▸ TASK DIRECTIONS: Each record that follows should be repeated exactly, minus any images.

╭─ EXTRACTED DATA

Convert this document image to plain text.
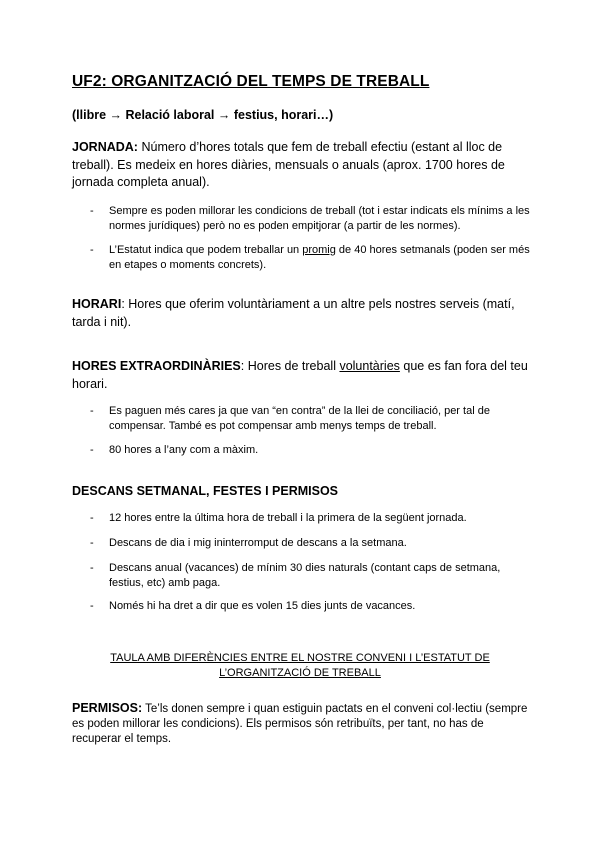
UF2: ORGANITZACIÓ DEL TEMPS DE TREBALL
(llibre → Relació laboral → festius, horari…)
JORNADA: Número d’hores totals que fem de treball efectiu (estant al lloc de treball). Es medeix en hores diàries, mensuals o anuals (aprox. 1700 hores de jornada completa anual).
- Sempre es poden millorar les condicions de treball (tot i estar indicats els mínims a les normes jurídiques) però no es poden empitjorar (a partir de les normes).
- L’Estatut indica que podem treballar un promig de 40 hores setmanals (poden ser més en etapes o moments concrets).
HORARI: Hores que oferim voluntàriament a un altre pels nostres serveis (matí, tarda i nit).
HORES EXTRAORDINÀRIES: Hores de treball voluntàries que es fan fora del teu horari.
- Es paguen més cares ja que van “en contra” de la llei de conciliació, per tal de compensar. També es pot compensar amb menys temps de treball.
- 80 hores a l’any com a màxim.
DESCANS SETMANAL, FESTES I PERMISOS
- 12 hores entre la última hora de treball i la primera de la següent jornada.
- Descans de dia i mig ininterromput de descans a la setmana.
- Descans anual (vacances) de mínim 30 dies naturals (contant caps de setmana, festius, etc) amb paga.
- Només hi ha dret a dir que es volen 15 dies junts de vacances.
TAULA AMB DIFERÈNCIES ENTRE EL NOSTRE CONVENI I L’ESTATUT DE L’ORGANITZACIÓ DE TREBALL
PERMISOS: Te’ls donen sempre i quan estiguin pactats en el conveni col·lectiu (sempre es poden millorar les condicions). Els permisos són retribuïts, per tant, no has de recuperar el temps.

╰─

▸ ANSWER IN FULL:
Convert this document image to plain text.
UF2: ORGANITZACIÓ DEL TEMPS DE TREBALL
(llibre → Relació laboral → festius, horari…)
JORNADA: Número d’hores totals que fem de treball efectiu (estant al lloc de treball). Es medeix en hores diàries, mensuals o anuals (aprox. 1700 hores de jornada completa anual).
- Sempre es poden millorar les condicions de treball (tot i estar indicats els mínims a les normes jurídiques) però no es poden empitjorar (a partir de les normes).
- L’Estatut indica que podem treballar un promig de 40 hores setmanals (poden ser més en etapes o moments concrets).
HORARI: Hores que oferim voluntàriament a un altre pels nostres serveis (matí, tarda i nit).
HORES EXTRAORDINÀRIES: Hores de treball voluntàries que es fan fora del teu horari.
- Es paguen més cares ja que van “en contra” de la llei de conciliació, per tal de compensar. També es pot compensar amb menys temps de treball.
- 80 hores a l’any com a màxim.
DESCANS SETMANAL, FESTES I PERMISOS
- 12 hores entre la última hora de treball i la primera de la següent jornada.
- Descans de dia i mig ininterromput de descans a la setmana.
- Descans anual (vacances) de mínim 30 dies naturals (contant caps de setmana, festius, etc) amb paga.
- Només hi ha dret a dir que es volen 15 dies junts de vacances.
TAULA AMB DIFERÈNCIES ENTRE EL NOSTRE CONVENI I L’ESTATUT DE L’ORGANITZACIÓ DE TREBALL
PERMISOS: Te’ls donen sempre i quan estiguin pactats en el conveni col·lectiu (sempre es poden millorar les condicions). Els permisos són retribuïts, per tant, no has de recuperar el temps.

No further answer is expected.